### DIRECTIONS FOR THIS TASK
With pictures left out, retype exactly the lines from the one containing "Parse this chart and return its data as JSON." through the final line of the entries.

### EXERCISE INPUTS
==================================================

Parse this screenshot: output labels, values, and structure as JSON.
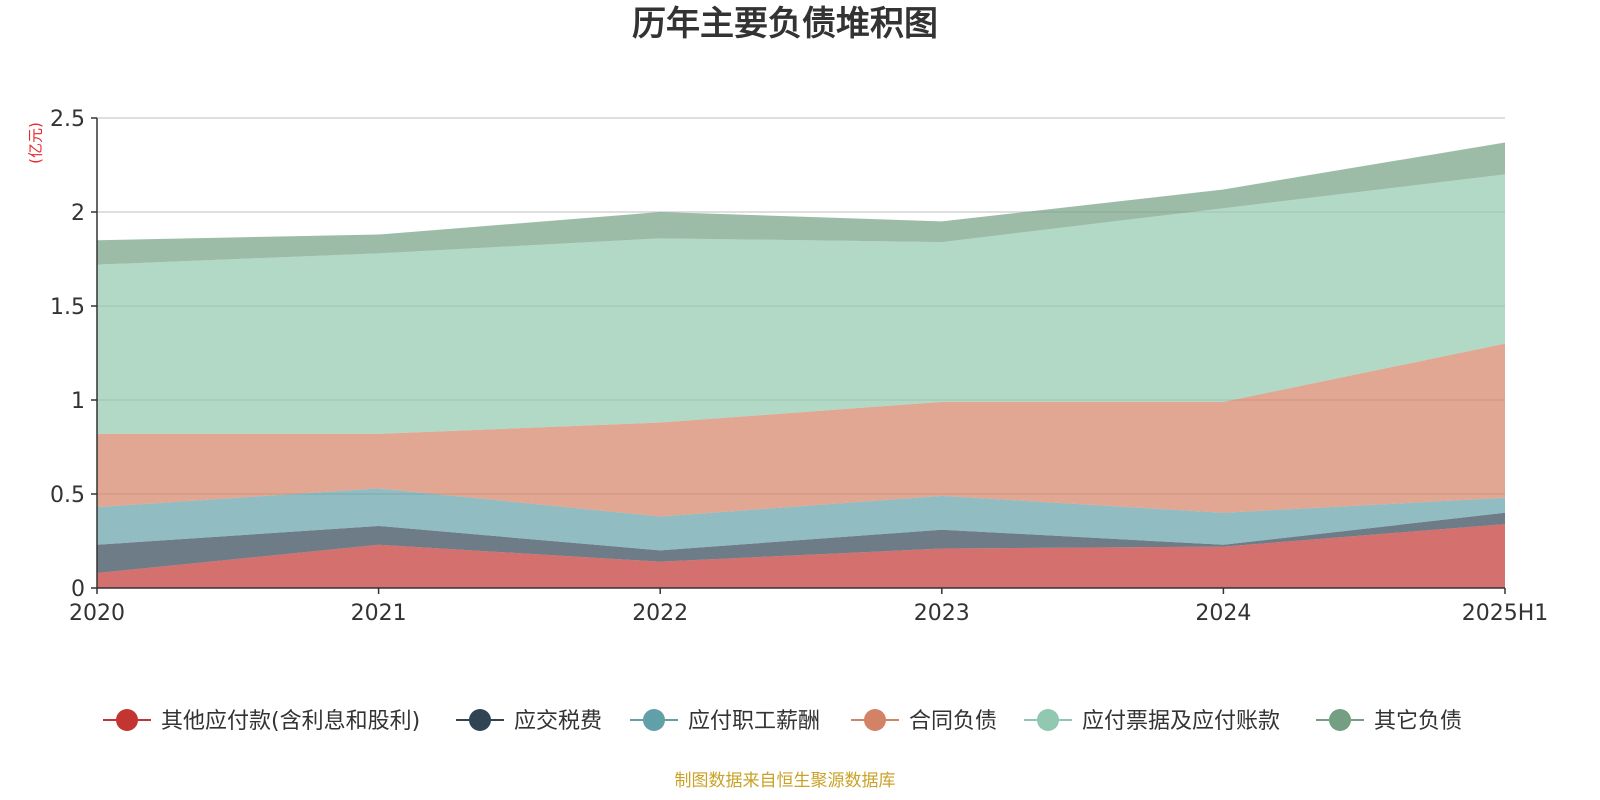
{
  "chart_data": {
    "type": "area",
    "title": "历年主要负债堆积图",
    "unit_label": "(亿元)",
    "categories": [
      "2020",
      "2021",
      "2022",
      "2023",
      "2024",
      "2025H1"
    ],
    "y_ticks": [
      "0",
      "0.5",
      "1",
      "1.5",
      "2",
      "2.5"
    ],
    "ylim": [
      0,
      2.5
    ],
    "stacked": true,
    "grid": true,
    "legend_position": "bottom",
    "series": [
      {
        "name": "其他应付款(含利息和股利)",
        "color": "#c23531",
        "values": [
          0.08,
          0.23,
          0.14,
          0.21,
          0.22,
          0.34
        ]
      },
      {
        "name": "应交税费",
        "color": "#2f4554",
        "values": [
          0.15,
          0.1,
          0.06,
          0.1,
          0.01,
          0.06
        ]
      },
      {
        "name": "应付职工薪酬",
        "color": "#61a0a8",
        "values": [
          0.2,
          0.2,
          0.18,
          0.18,
          0.17,
          0.08
        ]
      },
      {
        "name": "合同负债",
        "color": "#d48265",
        "values": [
          0.39,
          0.29,
          0.5,
          0.5,
          0.59,
          0.82
        ]
      },
      {
        "name": "应付票据及应付账款",
        "color": "#91c7ae",
        "values": [
          0.9,
          0.96,
          0.98,
          0.85,
          1.03,
          0.9
        ]
      },
      {
        "name": "其它负债",
        "color": "#749f83",
        "values": [
          0.13,
          0.1,
          0.14,
          0.11,
          0.1,
          0.17
        ]
      }
    ]
  },
  "source_text": "制图数据来自恒生聚源数据库"
}
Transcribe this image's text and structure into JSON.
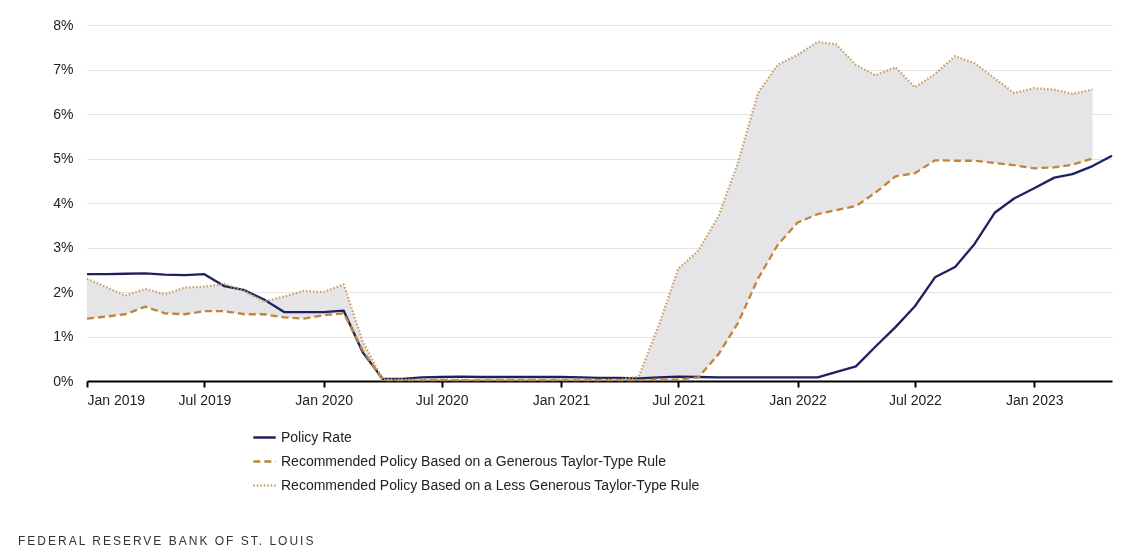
{
  "chart_data": {
    "type": "line",
    "x": [
      "2019-01",
      "2019-02",
      "2019-03",
      "2019-04",
      "2019-05",
      "2019-06",
      "2019-07",
      "2019-08",
      "2019-09",
      "2019-10",
      "2019-11",
      "2019-12",
      "2020-01",
      "2020-02",
      "2020-03",
      "2020-04",
      "2020-05",
      "2020-06",
      "2020-07",
      "2020-08",
      "2020-09",
      "2020-10",
      "2020-11",
      "2020-12",
      "2021-01",
      "2021-02",
      "2021-03",
      "2021-04",
      "2021-05",
      "2021-06",
      "2021-07",
      "2021-08",
      "2021-09",
      "2021-10",
      "2021-11",
      "2021-12",
      "2022-01",
      "2022-02",
      "2022-03",
      "2022-04",
      "2022-05",
      "2022-06",
      "2022-07",
      "2022-08",
      "2022-09",
      "2022-10",
      "2022-11",
      "2022-12",
      "2023-01",
      "2023-02",
      "2023-03",
      "2023-04",
      "2023-05"
    ],
    "series": [
      {
        "name": "Policy Rate",
        "color": "#1f2060",
        "line_style": "solid",
        "values": [
          2.4,
          2.4,
          2.41,
          2.42,
          2.39,
          2.38,
          2.4,
          2.13,
          2.04,
          1.83,
          1.55,
          1.55,
          1.55,
          1.58,
          0.65,
          0.05,
          0.05,
          0.08,
          0.09,
          0.1,
          0.09,
          0.09,
          0.09,
          0.09,
          0.09,
          0.08,
          0.07,
          0.07,
          0.06,
          0.08,
          0.1,
          0.09,
          0.08,
          0.08,
          0.08,
          0.08,
          0.08,
          0.08,
          0.2,
          0.33,
          0.77,
          1.21,
          1.68,
          2.33,
          2.56,
          3.08,
          3.78,
          4.1,
          4.33,
          4.57,
          4.65,
          4.83,
          5.06
        ]
      },
      {
        "name": "Recommended Policy Based on a Generous Taylor-Type Rule",
        "color": "#c0843a",
        "line_style": "dashed",
        "values": [
          1.4,
          1.45,
          1.5,
          1.67,
          1.52,
          1.5,
          1.57,
          1.57,
          1.5,
          1.5,
          1.43,
          1.4,
          1.48,
          1.52,
          0.7,
          0.02,
          0.02,
          0.02,
          0.02,
          0.02,
          0.02,
          0.02,
          0.02,
          0.02,
          0.02,
          0.02,
          0.02,
          0.02,
          0.02,
          0.03,
          0.03,
          0.08,
          0.6,
          1.3,
          2.3,
          3.05,
          3.56,
          3.75,
          3.84,
          3.93,
          4.23,
          4.6,
          4.67,
          4.96,
          4.95,
          4.95,
          4.9,
          4.85,
          4.78,
          4.8,
          4.86,
          5.0,
          null
        ]
      },
      {
        "name": "Recommended Policy Based on a Less Generous Taylor-Type Rule",
        "color": "#c9a06a",
        "line_style": "dotted",
        "values": [
          2.3,
          2.1,
          1.92,
          2.07,
          1.95,
          2.1,
          2.12,
          2.18,
          2.02,
          1.78,
          1.9,
          2.02,
          2.0,
          2.17,
          0.9,
          0.03,
          0.03,
          0.03,
          0.03,
          0.03,
          0.03,
          0.03,
          0.03,
          0.03,
          0.03,
          0.03,
          0.03,
          0.03,
          0.1,
          1.25,
          2.52,
          2.93,
          3.7,
          4.9,
          6.47,
          7.1,
          7.33,
          7.62,
          7.57,
          7.1,
          6.87,
          7.05,
          6.6,
          6.9,
          7.3,
          7.14,
          6.8,
          6.47,
          6.58,
          6.55,
          6.45,
          6.55,
          null
        ],
        "lower": [
          1.4,
          1.45,
          1.5,
          1.67,
          1.52,
          1.5,
          1.57,
          1.57,
          1.5,
          1.5,
          1.43,
          1.4,
          1.48,
          1.52,
          0.7,
          0.02,
          0.02,
          0.02,
          0.02,
          0.02,
          0.02,
          0.02,
          0.02,
          0.02,
          0.02,
          0.02,
          0.02,
          0.02,
          0.02,
          0.03,
          0.03,
          0.08,
          0.6,
          1.3,
          2.3,
          3.05,
          3.56,
          3.75,
          3.84,
          3.93,
          4.23,
          4.6,
          4.67,
          4.96,
          4.95,
          4.95,
          4.9,
          4.85,
          4.78,
          4.8,
          4.86,
          5.0,
          null
        ],
        "upper": [
          2.3,
          2.1,
          1.92,
          2.07,
          1.95,
          2.1,
          2.12,
          2.18,
          2.02,
          1.78,
          1.9,
          2.02,
          2.0,
          2.17,
          0.9,
          0.03,
          0.03,
          0.03,
          0.03,
          0.03,
          0.03,
          0.03,
          0.03,
          0.03,
          0.03,
          0.03,
          0.03,
          0.03,
          0.1,
          1.25,
          2.52,
          2.93,
          3.7,
          4.9,
          6.47,
          7.1,
          7.33,
          7.62,
          7.57,
          7.1,
          6.87,
          7.05,
          6.6,
          6.9,
          7.3,
          7.14,
          6.8,
          6.47,
          6.58,
          6.55,
          6.45,
          6.55,
          null
        ]
      }
    ],
    "xlim": [
      "2019-01",
      "2023-05"
    ],
    "xticks": [
      {
        "value": "2019-01",
        "label": "Jan 2019"
      },
      {
        "value": "2019-07",
        "label": "Jul 2019"
      },
      {
        "value": "2020-01",
        "label": "Jan 2020"
      },
      {
        "value": "2020-07",
        "label": "Jul 2020"
      },
      {
        "value": "2021-01",
        "label": "Jan 2021"
      },
      {
        "value": "2021-07",
        "label": "Jul 2021"
      },
      {
        "value": "2022-01",
        "label": "Jan 2022"
      },
      {
        "value": "2022-07",
        "label": "Jul 2022"
      },
      {
        "value": "2023-01",
        "label": "Jan 2023"
      }
    ],
    "ylim": [
      0,
      8
    ],
    "yticks": [
      {
        "value": 0,
        "label": "0%"
      },
      {
        "value": 1,
        "label": "1%"
      },
      {
        "value": 2,
        "label": "2%"
      },
      {
        "value": 3,
        "label": "3%"
      },
      {
        "value": 4,
        "label": "4%"
      },
      {
        "value": 5,
        "label": "5%"
      },
      {
        "value": 6,
        "label": "6%"
      },
      {
        "value": 7,
        "label": "7%"
      },
      {
        "value": 8,
        "label": "8%"
      }
    ],
    "grid": "y",
    "legend": "bottom",
    "marker": "none",
    "annotations": [
      "FEDERAL RESERVE BANK OF ST. LOUIS"
    ]
  }
}
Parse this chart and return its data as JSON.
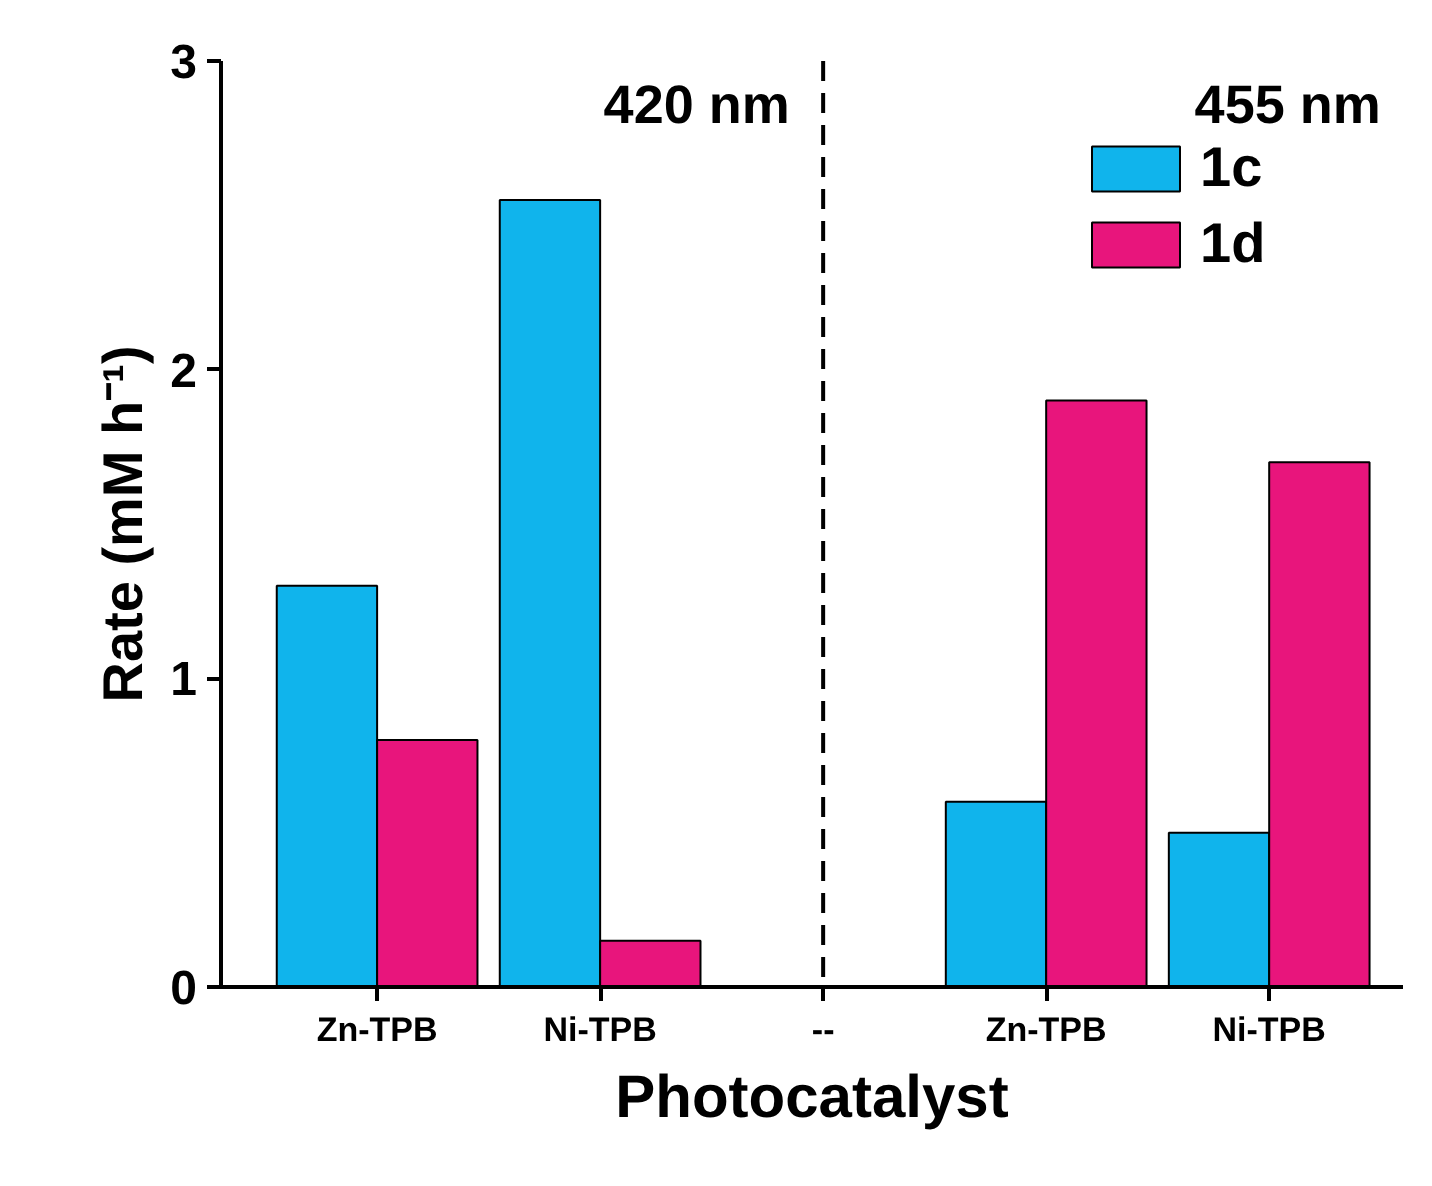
{
  "chart_data": {
    "type": "bar",
    "xlabel": "Photocatalyst",
    "ylabel": "Rate (mM h⁻¹)",
    "categories": [
      "Zn-TPB",
      "Ni-TPB",
      "--",
      "Zn-TPB",
      "Ni-TPB"
    ],
    "series": [
      {
        "name": "1c",
        "color": "#10b4ec",
        "values": [
          1.3,
          2.55,
          null,
          0.6,
          0.5
        ]
      },
      {
        "name": "1d",
        "color": "#e8157c",
        "values": [
          0.8,
          0.15,
          null,
          1.9,
          1.7
        ]
      }
    ],
    "ylim": [
      0,
      3
    ],
    "yticks": [
      0,
      1,
      2,
      3
    ],
    "grid": false,
    "legend": "top right",
    "ref_lines": [
      {
        "axis": "x",
        "value": "--",
        "line_style": "dashed",
        "color": "#000000"
      }
    ],
    "annotations": [
      "420 nm",
      "455 nm"
    ]
  }
}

==================================================

### RESPONSE TO THIS TASK
Parse this chart and return its data as JSON.
{
  "chart_data": {
    "type": "bar",
    "xlabel": "Photocatalyst",
    "ylabel": "Rate (mM h⁻¹)",
    "categories": [
      "Zn-TPB",
      "Ni-TPB",
      "--",
      "Zn-TPB",
      "Ni-TPB"
    ],
    "series": [
      {
        "name": "1c",
        "color": "#10b4ec",
        "values": [
          1.3,
          2.55,
          null,
          0.6,
          0.5
        ]
      },
      {
        "name": "1d",
        "color": "#e8157c",
        "values": [
          0.8,
          0.15,
          null,
          1.9,
          1.7
        ]
      }
    ],
    "ylim": [
      0,
      3
    ],
    "yticks": [
      0,
      1,
      2,
      3
    ],
    "grid": false,
    "legend": "top right",
    "ref_lines": [
      {
        "axis": "x",
        "value": "--",
        "line_style": "dashed",
        "color": "#000000"
      }
    ],
    "annotations": [
      "420 nm",
      "455 nm"
    ]
  }
}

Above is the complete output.